- _WORK TO BE COMPLETED_: Reproduce every entry exactly as shown.

- _DATA EXCERPTS_:

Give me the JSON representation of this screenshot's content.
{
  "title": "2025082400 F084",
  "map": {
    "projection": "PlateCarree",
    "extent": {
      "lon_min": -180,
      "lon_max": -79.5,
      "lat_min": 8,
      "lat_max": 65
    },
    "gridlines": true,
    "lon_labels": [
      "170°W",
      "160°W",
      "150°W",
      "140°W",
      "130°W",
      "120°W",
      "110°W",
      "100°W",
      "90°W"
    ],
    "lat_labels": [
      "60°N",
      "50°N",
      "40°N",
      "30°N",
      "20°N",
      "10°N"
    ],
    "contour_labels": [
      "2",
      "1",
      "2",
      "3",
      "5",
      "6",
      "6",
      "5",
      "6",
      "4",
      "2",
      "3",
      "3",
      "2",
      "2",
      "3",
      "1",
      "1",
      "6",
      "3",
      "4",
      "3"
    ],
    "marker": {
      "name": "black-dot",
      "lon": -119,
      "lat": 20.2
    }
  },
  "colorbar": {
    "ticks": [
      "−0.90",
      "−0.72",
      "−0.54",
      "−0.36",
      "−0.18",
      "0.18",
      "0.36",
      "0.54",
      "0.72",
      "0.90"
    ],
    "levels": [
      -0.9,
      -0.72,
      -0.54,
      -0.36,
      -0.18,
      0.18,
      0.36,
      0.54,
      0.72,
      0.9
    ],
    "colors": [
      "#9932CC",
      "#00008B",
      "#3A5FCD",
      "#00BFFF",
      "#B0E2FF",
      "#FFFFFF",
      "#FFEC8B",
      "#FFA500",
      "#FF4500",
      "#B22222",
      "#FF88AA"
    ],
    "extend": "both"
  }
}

- _SOLUTION FOR THIS EXERCISE_:
Give me the JSON representation of this screenshot's content.
{
  "title": "2025082400 F084",
  "map": {
    "projection": "PlateCarree",
    "extent": {
      "lon_min": -180,
      "lon_max": -79.5,
      "lat_min": 8,
      "lat_max": 65
    },
    "gridlines": true,
    "lon_labels": [
      "170°W",
      "160°W",
      "150°W",
      "140°W",
      "130°W",
      "120°W",
      "110°W",
      "100°W",
      "90°W"
    ],
    "lat_labels": [
      "60°N",
      "50°N",
      "40°N",
      "30°N",
      "20°N",
      "10°N"
    ],
    "contour_labels": [
      "2",
      "1",
      "2",
      "3",
      "5",
      "6",
      "6",
      "5",
      "6",
      "4",
      "2",
      "3",
      "3",
      "2",
      "2",
      "3",
      "1",
      "1",
      "6",
      "3",
      "4",
      "3"
    ],
    "marker": {
      "name": "black-dot",
      "lon": -119,
      "lat": 20.2
    }
  },
  "colorbar": {
    "ticks": [
      "−0.90",
      "−0.72",
      "−0.54",
      "−0.36",
      "−0.18",
      "0.18",
      "0.36",
      "0.54",
      "0.72",
      "0.90"
    ],
    "levels": [
      -0.9,
      -0.72,
      -0.54,
      -0.36,
      -0.18,
      0.18,
      0.36,
      0.54,
      0.72,
      0.9
    ],
    "colors": [
      "#9932CC",
      "#00008B",
      "#3A5FCD",
      "#00BFFF",
      "#B0E2FF",
      "#FFFFFF",
      "#FFEC8B",
      "#FFA500",
      "#FF4500",
      "#B22222",
      "#FF88AA"
    ],
    "extend": "both"
  }
}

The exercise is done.